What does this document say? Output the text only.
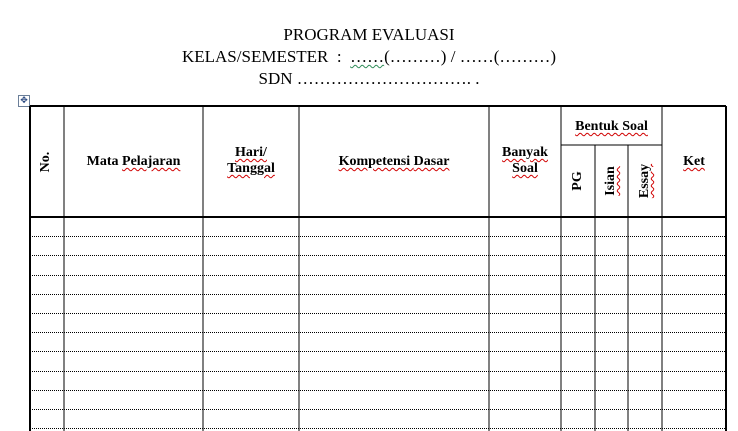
PROGRAM EVALUASI
KELAS/SEMESTER  :  ……(………) / ……(………)
SDN …………………………. .
✥
No.	Mata Pelajaran
Hari/
Tanggal	Kompetensi Dasar
Banyak
Soal
Bentuk Soal
PG Isian Essay
Ket
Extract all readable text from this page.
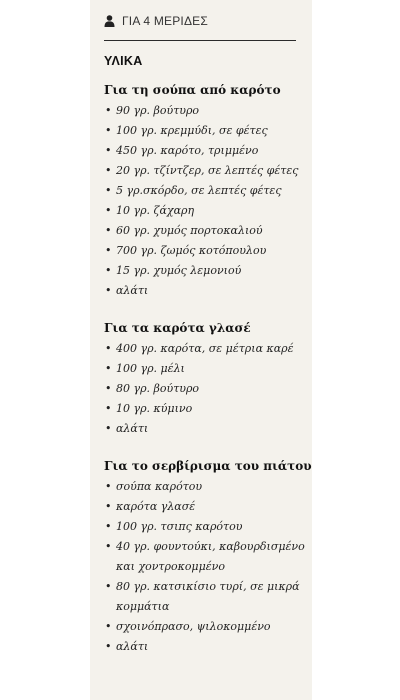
ΓΙΑ 4 ΜΕΡΙΔΕΣ
ΥΛΙΚΑ
Για τη σούπα από καρότο
• 90 γρ. βούτυρο
• 100 γρ. κρεμμύδι, σε φέτες
• 450 γρ. καρότο, τριμμένο
• 20 γρ. τζίντζερ, σε λεπτές φέτες
• 5 γρ.σκόρδο, σε λεπτές φέτες
• 10 γρ. ζάχαρη
• 60 γρ. χυμός πορτοκαλιού
• 700 γρ. ζωμός κοτόπουλου
• 15 γρ. χυμός λεμονιού
• αλάτι
Για τα καρότα γλασέ
• 400 γρ. καρότα, σε μέτρια καρέ
• 100 γρ. μέλι
• 80 γρ. βούτυρο
• 10 γρ. κύμινο
• αλάτι
Για το σερβίρισμα του πιάτου
• σούπα καρότου
• καρότα γλασέ
• 100 γρ. τσιπς καρότου
• 40 γρ. φουντούκι, καβουρδισμένο και χοντροκομμένο
• 80 γρ. κατσικίσιο τυρί, σε μικρά κομμάτια
• σχοινόπρασο, ψιλοκομμένο
• αλάτι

----

Go through the records and show every line with the string "φέτες" in it.

• 100 γρ. κρεμμύδι, σε φέτες
• 20 γρ. τζίντζερ, σε λεπτές φέτες
• 5 γρ.σκόρδο, σε λεπτές φέτες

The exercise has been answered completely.